Improve token persistence and sensitive data handling

AccessTokenManager now correctly persists rotated refresh tokens and handles expiration timestamps with nullish checks. OAuth.helper.ts avoids logging sensitive OAuth config data in plaintext and refines token data structure updates to better preserve existing fields.

Author: samme-abdul

packages/core/src/Components/APICall/AccessTokenManager.ts

@@ -116,23 +116,23 @@ class AccessTokenManager {
                 updatedData = {
                     ...this.tokensData,
                     auth_data: {
-                        ...this.tokensData.auth_data,
+                        ...(this.tokensData?.auth_data ?? {}),
                         primary: newAccessToken,
-                        secondary: this.secondaryToken,
-                        expires_in: expirationTimestamp ? expirationTimestamp.toString() : expirationTimestamp
+                        // Persist rotated refresh_token when provided; fall back to existing
+                        secondary: (response?.data?.refresh_token ?? this.secondaryToken),
+                        // Use nullish check so 0 is preserved
+                        expires_in: (expirationTimestamp ?? undefined) !== undefined ? String(expirationTimestamp) : undefined
                     }
                 };
             } else {
                 // Maintain old structure format
                 updatedData = {
                     ...this.tokensData,
                     primary: newAccessToken,
-                    expires_in: expirationTimestamp ? expirationTimestamp.toString() : expirationTimestamp
+                    expires_in: (expirationTimestamp ?? undefined) !== undefined ? String(expirationTimestamp) : undefined
                 };
-                // Keep secondary token if it exists
-                if (this.secondaryToken) {
-                    updatedData.secondary = this.secondaryToken;
-                }
+                // Persist rotated refresh_token when provided; otherwise keep existing
+                updatedData.secondary = (response?.data?.refresh_token ?? this.secondaryToken);
             }
 
             const save: any = await managedVault.user(AccessCandidate.agent(this.agent.id)).set(this.keyId, JSON.stringify(updatedData));

packages/core/src/Components/APICall/OAuth.helper.ts

@@ -286,7 +286,8 @@ export const handleOAuthHeaders = async (agent, config, reqConfig, logger, addit
         oAuthConfigString = await TemplateString(oAuthConfigString).parseTeamKeysAsync(oauthTokens.team || agent.teamId).asyncResult;
 
         const oAuthConfig = JSON.parse(oAuthConfigString);
-        console.log('oAuthConfig', oAuthConfig);
+        // Avoid logging sensitive OAuth config in plaintext
+        // console.log('oAuthConfig', { ...oAuthConfig, clientSecret: '***' });
         if (oauthTokens.service === 'oauth2_client_credentials') {
             const accessToken = await getClientCredentialToken(tokensData, logger, keyId, oauthTokens, config, agent, isNewStructure);
             headers['Authorization'] = `Bearer ${accessToken}`;
@@ -388,20 +389,26 @@ async function getClientCredentialToken(tokensData, logger, keyId, oauthTokens,
             // Maintain the same structure format when saving
             let updatedData;
             if (isNewStructure) {
-                // Maintain new structure format
+                // Maintain new structure format; preserve existing fields
+                const parts = String(config?.data?.oauth_con_id ?? '').split('_');
+                const prefixSuffix = parts.length > 1 ? parts[1] : parts[0];
+                const oauthKeysPrefix = prefixSuffix ? `OAUTH_${prefixSuffix}` : undefined;
                 updatedData = {
+                    ...(tokensData || {}),
                     auth_data: {
+                        ...(tokensData?.auth_data || {}),
                         primary: newAccessToken,
                         expires_in: expirationTimestamp.toString()

◇ ◇ ◇ ◇ ◇

(Tasks to perform):
**A)** Write out the commit page from "AccessTokenManager now correctly" to "preserve existing fields.".
**B)** Answer these about the commit page:
(i) Who is listed as the author?
(ii) According to a code comment, what value does the nullish check keep?
(iii) Which file contains handleOAuthHeaders?

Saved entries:
◇ ◇ ◇ ◇ ◇

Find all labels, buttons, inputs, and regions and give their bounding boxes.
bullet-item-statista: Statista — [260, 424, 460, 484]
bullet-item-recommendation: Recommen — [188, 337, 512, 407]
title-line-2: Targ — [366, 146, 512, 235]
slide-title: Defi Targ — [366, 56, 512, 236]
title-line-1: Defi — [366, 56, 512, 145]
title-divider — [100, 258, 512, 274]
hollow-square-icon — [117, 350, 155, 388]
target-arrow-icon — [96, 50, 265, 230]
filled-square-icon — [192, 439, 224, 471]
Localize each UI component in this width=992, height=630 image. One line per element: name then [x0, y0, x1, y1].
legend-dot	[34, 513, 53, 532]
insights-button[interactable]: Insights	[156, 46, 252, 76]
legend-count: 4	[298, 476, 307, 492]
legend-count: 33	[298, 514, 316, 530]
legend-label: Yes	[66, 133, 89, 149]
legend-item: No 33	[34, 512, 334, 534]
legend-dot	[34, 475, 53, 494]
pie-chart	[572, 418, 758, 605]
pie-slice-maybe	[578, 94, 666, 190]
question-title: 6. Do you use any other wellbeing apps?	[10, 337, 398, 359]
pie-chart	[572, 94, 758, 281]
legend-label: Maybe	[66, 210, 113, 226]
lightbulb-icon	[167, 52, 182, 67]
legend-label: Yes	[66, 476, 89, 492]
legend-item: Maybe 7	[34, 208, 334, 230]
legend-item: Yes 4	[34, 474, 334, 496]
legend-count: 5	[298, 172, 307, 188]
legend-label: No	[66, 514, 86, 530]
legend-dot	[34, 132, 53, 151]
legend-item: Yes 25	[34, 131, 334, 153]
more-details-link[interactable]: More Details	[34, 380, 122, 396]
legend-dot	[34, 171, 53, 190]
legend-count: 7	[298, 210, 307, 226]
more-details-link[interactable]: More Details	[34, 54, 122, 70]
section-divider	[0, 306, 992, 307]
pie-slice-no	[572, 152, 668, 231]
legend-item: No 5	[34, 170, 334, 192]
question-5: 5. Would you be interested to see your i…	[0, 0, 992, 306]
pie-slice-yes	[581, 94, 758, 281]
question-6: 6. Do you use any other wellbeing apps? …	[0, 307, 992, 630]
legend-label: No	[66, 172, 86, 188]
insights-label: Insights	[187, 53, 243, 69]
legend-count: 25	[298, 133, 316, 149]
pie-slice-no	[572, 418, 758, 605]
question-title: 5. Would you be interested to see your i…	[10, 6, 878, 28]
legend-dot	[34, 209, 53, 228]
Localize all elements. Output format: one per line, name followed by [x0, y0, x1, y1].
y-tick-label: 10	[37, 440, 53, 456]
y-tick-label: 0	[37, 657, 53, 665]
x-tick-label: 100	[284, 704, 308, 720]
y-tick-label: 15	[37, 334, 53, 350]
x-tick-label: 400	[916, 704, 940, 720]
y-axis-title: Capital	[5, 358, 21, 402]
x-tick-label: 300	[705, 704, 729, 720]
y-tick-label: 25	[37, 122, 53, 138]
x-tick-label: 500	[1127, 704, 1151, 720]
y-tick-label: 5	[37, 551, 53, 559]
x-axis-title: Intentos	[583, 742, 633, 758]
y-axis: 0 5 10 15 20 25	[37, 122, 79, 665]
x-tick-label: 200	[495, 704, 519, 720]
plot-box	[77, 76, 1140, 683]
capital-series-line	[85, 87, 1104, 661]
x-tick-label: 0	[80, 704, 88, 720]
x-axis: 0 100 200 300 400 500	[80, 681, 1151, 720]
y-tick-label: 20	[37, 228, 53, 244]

◇ ◇ ◇ ◇ ◇

(Per-task answers):
**A)**
AccessTokenManager now correctly persists rotated refresh tokens and handles expiration timestamps with nullish checks. OAuth.helper.ts avoids logging sensitive OAuth config data in plaintext and refines token data structure updates to better preserve existing fields.

**B)**
(i) samme-abdul
(ii) 0
(iii) packages/core/src/Components/APICall/OAuth.helper.ts